The request: Print the records below word for word, but leave out the pictures.

======

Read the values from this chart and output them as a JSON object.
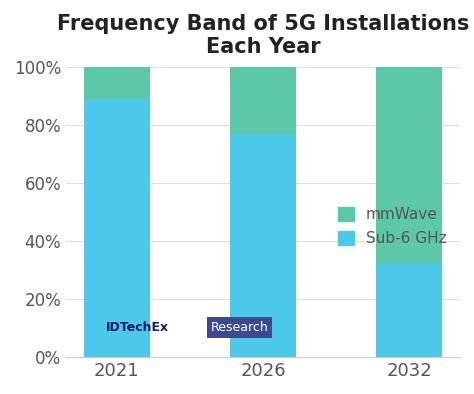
{
  "title_line1": "Frequency Band of 5G Installations",
  "title_line2": "Each Year",
  "categories": [
    "2021",
    "2026",
    "2032"
  ],
  "sub6_values": [
    89,
    77,
    32
  ],
  "mmwave_values": [
    11,
    23,
    68
  ],
  "sub6_color": "#4DC8E8",
  "mmwave_color": "#5CC8A8",
  "background_color": "#ffffff",
  "legend_mmwave": "mmWave",
  "legend_sub6": "Sub-6 GHz",
  "ytick_labels": [
    "0%",
    "20%",
    "40%",
    "60%",
    "80%",
    "100%"
  ],
  "ytick_values": [
    0,
    20,
    40,
    60,
    80,
    100
  ],
  "ylim": [
    0,
    100
  ],
  "bar_width": 0.45,
  "watermark_text1": "IDTechEx",
  "watermark_text2": "Research",
  "watermark_color1": "#1a1a6e",
  "watermark_box_color": "#3d4b8e",
  "title_fontsize": 15,
  "axis_fontsize": 12,
  "legend_fontsize": 11,
  "tick_label_color": "#555555"
}
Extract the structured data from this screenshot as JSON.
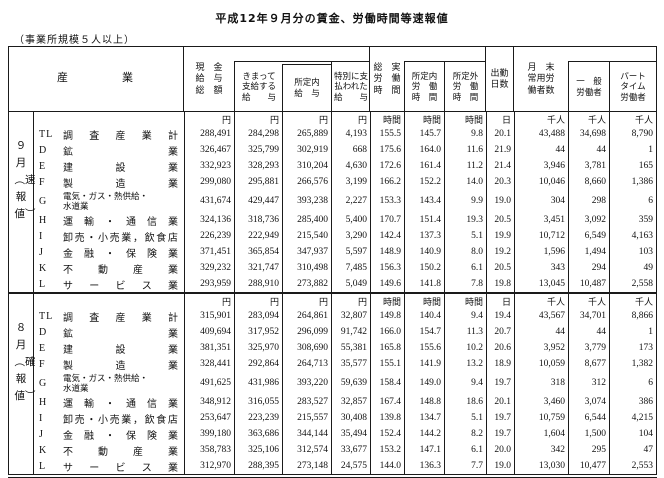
{
  "title": "平成12年９月分の賃金、労働時間等速報値",
  "subtitle": "（事業所規模５人以上）",
  "header": {
    "industry": "産　　　　業",
    "cols": {
      "genkin": [
        "現　金",
        "給　与",
        "総　額"
      ],
      "kimatte": [
        "きまって",
        "支給する",
        "給　　与"
      ],
      "shoteinai_kyuyo": [
        "所定内",
        "給　与"
      ],
      "tokubetsu": [
        "特別に支",
        "払われた",
        "給　　与"
      ],
      "sojitsu": [
        "総　実",
        "労　働",
        "時　間"
      ],
      "shoteinai_rodo": [
        "所定内",
        "労　働",
        "時　間"
      ],
      "shoteigai_rodo": [
        "所定外",
        "労　働",
        "時　間"
      ],
      "shukkin": [
        "出勤",
        "日数"
      ],
      "getsumatsu": [
        "月　末",
        "常用労",
        "働者数"
      ],
      "ippan": [
        "一　般",
        "労働者"
      ],
      "part": [
        "パート",
        "タイム",
        "労働者"
      ]
    }
  },
  "units": [
    "円",
    "円",
    "円",
    "円",
    "時間",
    "時間",
    "時間",
    "日",
    "千人",
    "千人",
    "千人"
  ],
  "sections": [
    {
      "period_label": "９月︵速報値︶",
      "rows": [
        {
          "code": "TL",
          "name": "調査産業計",
          "values": [
            "288,491",
            "284,298",
            "265,889",
            "4,193",
            "155.5",
            "145.7",
            "9.8",
            "20.1",
            "43,488",
            "34,698",
            "8,790"
          ]
        },
        {
          "code": "D",
          "name": "鉱業",
          "values": [
            "326,467",
            "325,799",
            "302,919",
            "668",
            "175.6",
            "164.0",
            "11.6",
            "21.9",
            "44",
            "44",
            "1"
          ]
        },
        {
          "code": "E",
          "name": "建設業",
          "values": [
            "332,923",
            "328,293",
            "310,204",
            "4,630",
            "172.6",
            "161.4",
            "11.2",
            "21.4",
            "3,946",
            "3,781",
            "165"
          ]
        },
        {
          "code": "F",
          "name": "製造業",
          "values": [
            "299,080",
            "295,881",
            "266,576",
            "3,199",
            "166.2",
            "152.2",
            "14.0",
            "20.3",
            "10,046",
            "8,660",
            "1,386"
          ]
        },
        {
          "code": "G",
          "name": "電気・ガス・熱供給・\n水道業",
          "values": [
            "431,674",
            "429,447",
            "393,238",
            "2,227",
            "153.3",
            "143.4",
            "9.9",
            "19.0",
            "304",
            "298",
            "6"
          ]
        },
        {
          "code": "H",
          "name": "運輸・通信業",
          "values": [
            "324,136",
            "318,736",
            "285,400",
            "5,400",
            "170.7",
            "151.4",
            "19.3",
            "20.5",
            "3,451",
            "3,092",
            "359"
          ]
        },
        {
          "code": "I",
          "name": "卸売・小売業，飲食店",
          "values": [
            "226,239",
            "222,949",
            "215,540",
            "3,290",
            "142.4",
            "137.3",
            "5.1",
            "19.9",
            "10,712",
            "6,549",
            "4,163"
          ]
        },
        {
          "code": "J",
          "name": "金融・保険業",
          "values": [
            "371,451",
            "365,854",
            "347,937",
            "5,597",
            "148.9",
            "140.9",
            "8.0",
            "19.2",
            "1,596",
            "1,494",
            "103"
          ]
        },
        {
          "code": "K",
          "name": "不動産業",
          "values": [
            "329,232",
            "321,747",
            "310,498",
            "7,485",
            "156.3",
            "150.2",
            "6.1",
            "20.5",
            "343",
            "294",
            "49"
          ]
        },
        {
          "code": "L",
          "name": "サービス業",
          "values": [
            "293,959",
            "288,910",
            "273,882",
            "5,049",
            "149.6",
            "141.8",
            "7.8",
            "19.8",
            "13,045",
            "10,487",
            "2,558"
          ]
        }
      ]
    },
    {
      "period_label": "８月︵確報値︶",
      "rows": [
        {
          "code": "TL",
          "name": "調査産業計",
          "values": [
            "315,901",
            "283,094",
            "264,861",
            "32,807",
            "149.8",
            "140.4",
            "9.4",
            "19.4",
            "43,567",
            "34,701",
            "8,866"
          ]
        },
        {
          "code": "D",
          "name": "鉱業",
          "values": [
            "409,694",
            "317,952",
            "296,099",
            "91,742",
            "166.0",
            "154.7",
            "11.3",
            "20.7",
            "44",
            "44",
            "1"
          ]
        },
        {
          "code": "E",
          "name": "建設業",
          "values": [
            "381,351",
            "325,970",
            "308,690",
            "55,381",
            "165.8",
            "155.6",
            "10.2",
            "20.6",
            "3,952",
            "3,779",
            "173"
          ]
        },
        {
          "code": "F",
          "name": "製造業",
          "values": [
            "328,441",
            "292,864",
            "264,713",
            "35,577",
            "155.1",
            "141.9",
            "13.2",
            "18.9",
            "10,059",
            "8,677",
            "1,382"
          ]
        },
        {
          "code": "G",
          "name": "電気・ガス・熱供給・\n水道業",
          "values": [
            "491,625",
            "431,986",
            "393,220",
            "59,639",
            "158.4",
            "149.0",
            "9.4",
            "19.7",
            "318",
            "312",
            "6"
          ]
        },
        {
          "code": "H",
          "name": "運輸・通信業",
          "values": [
            "348,912",
            "316,055",
            "283,527",
            "32,857",
            "167.4",
            "148.8",
            "18.6",
            "20.1",
            "3,460",
            "3,074",
            "386"
          ]
        },
        {
          "code": "I",
          "name": "卸売・小売業，飲食店",
          "values": [
            "253,647",
            "223,239",
            "215,557",
            "30,408",
            "139.8",
            "134.7",
            "5.1",
            "19.7",
            "10,759",
            "6,544",
            "4,215"
          ]
        },
        {
          "code": "J",
          "name": "金融・保険業",
          "values": [
            "399,180",
            "363,686",
            "344,144",
            "35,494",
            "152.4",
            "144.2",
            "8.2",
            "19.7",
            "1,604",
            "1,500",
            "104"
          ]
        },
        {
          "code": "K",
          "name": "不動産業",
          "values": [
            "358,783",
            "325,106",
            "312,574",
            "33,677",
            "153.2",
            "147.1",
            "6.1",
            "20.0",
            "342",
            "295",
            "47"
          ]
        },
        {
          "code": "L",
          "name": "サービス業",
          "values": [
            "312,970",
            "288,395",
            "273,148",
            "24,575",
            "144.0",
            "136.3",
            "7.7",
            "19.0",
            "13,030",
            "10,477",
            "2,553"
          ]
        }
      ]
    }
  ]
}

======

Result:
Read the values from this chart and output them as a JSON object.
{
  "title_line1": "Frequency Band of 5G Installations",
  "title_line2": "Each Year",
  "categories": [
    "2021",
    "2026",
    "2032"
  ],
  "sub6_values": [
    89,
    77,
    32
  ],
  "mmwave_values": [
    11,
    23,
    68
  ],
  "sub6_color": "#4DC8E8",
  "mmwave_color": "#5CC8A8",
  "background_color": "#ffffff",
  "legend_mmwave": "mmWave",
  "legend_sub6": "Sub-6 GHz",
  "ytick_labels": [
    "0%",
    "20%",
    "40%",
    "60%",
    "80%",
    "100%"
  ],
  "ytick_values": [
    0,
    20,
    40,
    60,
    80,
    100
  ],
  "ylim": [
    0,
    100
  ],
  "bar_width": 0.45,
  "watermark_text1": "IDTechEx",
  "watermark_text2": "Research",
  "watermark_color1": "#1a1a6e",
  "watermark_box_color": "#3d4b8e",
  "title_fontsize": 15,
  "axis_fontsize": 12,
  "legend_fontsize": 11,
  "tick_label_color": "#555555"
}
Extract the structured data from this screenshot as JSON.
{
  "title": "平成12年９月分の賃金、労働時間等速報値",
  "subtitle": "（事業所規模５人以上）",
  "header": {
    "industry": "産　　　　業",
    "cols": {
      "genkin": [
        "現　金",
        "給　与",
        "総　額"
      ],
      "kimatte": [
        "きまって",
        "支給する",
        "給　　与"
      ],
      "shoteinai_kyuyo": [
        "所定内",
        "給　与"
      ],
      "tokubetsu": [
        "特別に支",
        "払われた",
        "給　　与"
      ],
      "sojitsu": [
        "総　実",
        "労　働",
        "時　間"
      ],
      "shoteinai_rodo": [
        "所定内",
        "労　働",
        "時　間"
      ],
      "shoteigai_rodo": [
        "所定外",
        "労　働",
        "時　間"
      ],
      "shukkin": [
        "出勤",
        "日数"
      ],
      "getsumatsu": [
        "月　末",
        "常用労",
        "働者数"
      ],
      "ippan": [
        "一　般",
        "労働者"
      ],
      "part": [
        "パート",
        "タイム",
        "労働者"
      ]
    }
  },
  "units": [
    "円",
    "円",
    "円",
    "円",
    "時間",
    "時間",
    "時間",
    "日",
    "千人",
    "千人",
    "千人"
  ],
  "sections": [
    {
      "period_label": "９月︵速報値︶",
      "rows": [
        {
          "code": "TL",
          "name": "調査産業計",
          "values": [
            "288,491",
            "284,298",
            "265,889",
            "4,193",
            "155.5",
            "145.7",
            "9.8",
            "20.1",
            "43,488",
            "34,698",
            "8,790"
          ]
        },
        {
          "code": "D",
          "name": "鉱業",
          "values": [
            "326,467",
            "325,799",
            "302,919",
            "668",
            "175.6",
            "164.0",
            "11.6",
            "21.9",
            "44",
            "44",
            "1"
          ]
        },
        {
          "code": "E",
          "name": "建設業",
          "values": [
            "332,923",
            "328,293",
            "310,204",
            "4,630",
            "172.6",
            "161.4",
            "11.2",
            "21.4",
            "3,946",
            "3,781",
            "165"
          ]
        },
        {
          "code": "F",
          "name": "製造業",
          "values": [
            "299,080",
            "295,881",
            "266,576",
            "3,199",
            "166.2",
            "152.2",
            "14.0",
            "20.3",
            "10,046",
            "8,660",
            "1,386"
          ]
        },
        {
          "code": "G",
          "name": "電気・ガス・熱供給・\n水道業",
          "values": [
            "431,674",
            "429,447",
            "393,238",
            "2,227",
            "153.3",
            "143.4",
            "9.9",
            "19.0",
            "304",
            "298",
            "6"
          ]
        },
        {
          "code": "H",
          "name": "運輸・通信業",
          "values": [
            "324,136",
            "318,736",
            "285,400",
            "5,400",
            "170.7",
            "151.4",
            "19.3",
            "20.5",
            "3,451",
            "3,092",
            "359"
          ]
        },
        {
          "code": "I",
          "name": "卸売・小売業，飲食店",
          "values": [
            "226,239",
            "222,949",
            "215,540",
            "3,290",
            "142.4",
            "137.3",
            "5.1",
            "19.9",
            "10,712",
            "6,549",
            "4,163"
          ]
        },
        {
          "code": "J",
          "name": "金融・保険業",
          "values": [
            "371,451",
            "365,854",
            "347,937",
            "5,597",
            "148.9",
            "140.9",
            "8.0",
            "19.2",
            "1,596",
            "1,494",
            "103"
          ]
        },
        {
          "code": "K",
          "name": "不動産業",
          "values": [
            "329,232",
            "321,747",
            "310,498",
            "7,485",
            "156.3",
            "150.2",
            "6.1",
            "20.5",
            "343",
            "294",
            "49"
          ]
        },
        {
          "code": "L",
          "name": "サービス業",
          "values": [
            "293,959",
            "288,910",
            "273,882",
            "5,049",
            "149.6",
            "141.8",
            "7.8",
            "19.8",
            "13,045",
            "10,487",
            "2,558"
          ]
        }
      ]
    },
    {
      "period_label": "８月︵確報値︶",
      "rows": [
        {
          "code": "TL",
          "name": "調査産業計",
          "values": [
            "315,901",
            "283,094",
            "264,861",
            "32,807",
            "149.8",
            "140.4",
            "9.4",
            "19.4",
            "43,567",
            "34,701",
            "8,866"
          ]
        },
        {
          "code": "D",
          "name": "鉱業",
          "values": [
            "409,694",
            "317,952",
            "296,099",
            "91,742",
            "166.0",
            "154.7",
            "11.3",
            "20.7",
            "44",
            "44",
            "1"
          ]
        },
        {
          "code": "E",
          "name": "建設業",
          "values": [
            "381,351",
            "325,970",
            "308,690",
            "55,381",
            "165.8",
            "155.6",
            "10.2",
            "20.6",
            "3,952",
            "3,779",
            "173"
          ]
        },
        {
          "code": "F",
          "name": "製造業",
          "values": [
            "328,441",
            "292,864",
            "264,713",
            "35,577",
            "155.1",
            "141.9",
            "13.2",
            "18.9",
            "10,059",
            "8,677",
            "1,382"
          ]
        },
        {
          "code": "G",
          "name": "電気・ガス・熱供給・\n水道業",
          "values": [
            "491,625",
            "431,986",
            "393,220",
            "59,639",
            "158.4",
            "149.0",
            "9.4",
            "19.7",
            "318",
            "312",
            "6"
          ]
        },
        {
          "code": "H",
          "name": "運輸・通信業",
          "values": [
            "348,912",
            "316,055",
            "283,527",
            "32,857",
            "167.4",
            "148.8",
            "18.6",
            "20.1",
            "3,460",
            "3,074",
            "386"
          ]
        },
        {
          "code": "I",
          "name": "卸売・小売業，飲食店",
          "values": [
            "253,647",
            "223,239",
            "215,557",
            "30,408",
            "139.8",
            "134.7",
            "5.1",
            "19.7",
            "10,759",
            "6,544",
            "4,215"
          ]
        },
        {
          "code": "J",
          "name": "金融・保険業",
          "values": [
            "399,180",
            "363,686",
            "344,144",
            "35,494",
            "152.4",
            "144.2",
            "8.2",
            "19.7",
            "1,604",
            "1,500",
            "104"
          ]
        },
        {
          "code": "K",
          "name": "不動産業",
          "values": [
            "358,783",
            "325,106",
            "312,574",
            "33,677",
            "153.2",
            "147.1",
            "6.1",
            "20.0",
            "342",
            "295",
            "47"
          ]
        },
        {
          "code": "L",
          "name": "サービス業",
          "values": [
            "312,970",
            "288,395",
            "273,148",
            "24,575",
            "144.0",
            "136.3",
            "7.7",
            "19.0",
            "13,030",
            "10,477",
            "2,553"
          ]
        }
      ]
    }
  ]
}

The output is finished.